[Start of GIVEN INFORMATION]

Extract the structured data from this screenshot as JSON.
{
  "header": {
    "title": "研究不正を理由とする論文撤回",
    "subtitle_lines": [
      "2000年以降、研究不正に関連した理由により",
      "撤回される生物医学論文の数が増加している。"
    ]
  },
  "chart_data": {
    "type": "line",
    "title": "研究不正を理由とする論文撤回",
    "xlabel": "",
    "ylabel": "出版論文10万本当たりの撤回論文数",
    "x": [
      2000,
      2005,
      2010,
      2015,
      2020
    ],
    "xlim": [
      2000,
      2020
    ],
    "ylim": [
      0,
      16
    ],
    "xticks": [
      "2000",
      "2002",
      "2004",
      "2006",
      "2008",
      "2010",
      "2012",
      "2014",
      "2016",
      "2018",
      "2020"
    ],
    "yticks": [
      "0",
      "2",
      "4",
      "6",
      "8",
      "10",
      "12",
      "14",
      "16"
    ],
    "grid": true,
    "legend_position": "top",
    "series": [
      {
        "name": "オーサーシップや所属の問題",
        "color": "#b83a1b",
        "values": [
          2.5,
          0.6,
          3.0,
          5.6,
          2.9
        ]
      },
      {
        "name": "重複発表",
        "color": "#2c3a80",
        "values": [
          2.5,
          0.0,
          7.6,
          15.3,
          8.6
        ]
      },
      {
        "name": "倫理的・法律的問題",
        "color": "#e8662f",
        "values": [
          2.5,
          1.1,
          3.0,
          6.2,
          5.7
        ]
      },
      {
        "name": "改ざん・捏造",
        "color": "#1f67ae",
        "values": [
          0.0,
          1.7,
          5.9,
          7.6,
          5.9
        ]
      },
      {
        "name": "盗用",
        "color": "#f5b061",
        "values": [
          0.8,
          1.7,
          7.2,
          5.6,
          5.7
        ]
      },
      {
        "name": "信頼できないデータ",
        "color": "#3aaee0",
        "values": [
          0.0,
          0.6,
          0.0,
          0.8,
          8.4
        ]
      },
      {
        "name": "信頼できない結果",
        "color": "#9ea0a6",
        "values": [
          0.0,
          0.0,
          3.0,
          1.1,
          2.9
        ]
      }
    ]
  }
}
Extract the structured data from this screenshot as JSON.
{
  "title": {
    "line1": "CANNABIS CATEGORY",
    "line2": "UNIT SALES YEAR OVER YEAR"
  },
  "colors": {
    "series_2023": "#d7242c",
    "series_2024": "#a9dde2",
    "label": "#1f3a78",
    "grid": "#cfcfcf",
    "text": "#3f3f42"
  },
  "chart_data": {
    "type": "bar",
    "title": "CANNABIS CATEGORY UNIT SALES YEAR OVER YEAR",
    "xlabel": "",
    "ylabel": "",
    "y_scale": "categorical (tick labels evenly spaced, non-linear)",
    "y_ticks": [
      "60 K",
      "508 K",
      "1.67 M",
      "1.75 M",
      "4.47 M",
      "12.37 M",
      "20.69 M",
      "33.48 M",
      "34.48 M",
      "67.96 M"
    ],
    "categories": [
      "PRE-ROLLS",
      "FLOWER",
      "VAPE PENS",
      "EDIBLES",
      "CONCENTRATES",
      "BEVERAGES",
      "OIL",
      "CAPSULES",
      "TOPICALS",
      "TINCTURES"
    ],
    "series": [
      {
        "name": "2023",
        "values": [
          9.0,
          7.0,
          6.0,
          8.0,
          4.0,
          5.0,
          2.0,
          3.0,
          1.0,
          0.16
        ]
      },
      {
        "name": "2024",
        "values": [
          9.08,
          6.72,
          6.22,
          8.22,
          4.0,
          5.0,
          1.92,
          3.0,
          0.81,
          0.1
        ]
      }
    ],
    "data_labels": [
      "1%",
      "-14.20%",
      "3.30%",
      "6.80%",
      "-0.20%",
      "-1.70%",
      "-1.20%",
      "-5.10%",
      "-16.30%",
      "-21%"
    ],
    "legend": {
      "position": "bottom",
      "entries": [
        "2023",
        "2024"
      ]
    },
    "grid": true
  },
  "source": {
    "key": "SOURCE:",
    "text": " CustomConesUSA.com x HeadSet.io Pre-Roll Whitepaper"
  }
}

[End of GIVEN INFORMATION]

SHORT EXERCISE: Locate all lines holding the word "CATEGORY", then copy them out.

PROBLEM SOLUTION:
    "line1": "CANNABIS CATEGORY",
    "title": "CANNABIS CATEGORY UNIT SALES YEAR OVER YEAR",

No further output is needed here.